[start]
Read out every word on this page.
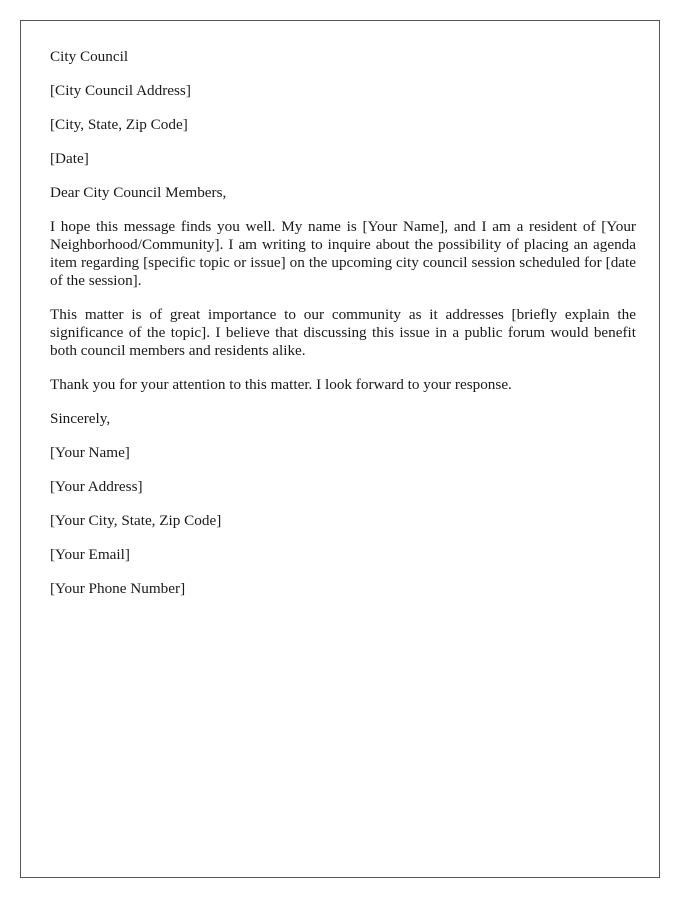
City Council

[City Council Address]

[City, State, Zip Code]

[Date]

Dear City Council Members,

I hope this message finds you well. My name is [Your Name], and I am a resident of [Your Neighborhood/Community]. I am writing to inquire about the possibility of placing an agenda item regarding [specific topic or issue] on the upcoming city council session scheduled for [date of the session].

This matter is of great importance to our community as it addresses [briefly explain the significance of the topic]. I believe that discussing this issue in a public forum would benefit both council members and residents alike.

Thank you for your attention to this matter. I look forward to your response.

Sincerely,

[Your Name]

[Your Address]

[Your City, State, Zip Code]

[Your Email]

[Your Phone Number]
[end]
Task to carry out: Write every record out again exactly; no pictures belong in the copy.

Output of the task:
Read out every word on this page.
City Council

[City Council Address]

[City, State, Zip Code]

[Date]

Dear City Council Members,

I hope this message finds you well. My name is [Your Name], and I am a resident of [Your Neighborhood/Community]. I am writing to inquire about the possibility of placing an agenda item regarding [specific topic or issue] on the upcoming city council session scheduled for [date of the session].

This matter is of great importance to our community as it addresses [briefly explain the significance of the topic]. I believe that discussing this issue in a public forum would benefit both council members and residents alike.

Thank you for your attention to this matter. I look forward to your response.

Sincerely,

[Your Name]

[Your Address]

[Your City, State, Zip Code]

[Your Email]

[Your Phone Number]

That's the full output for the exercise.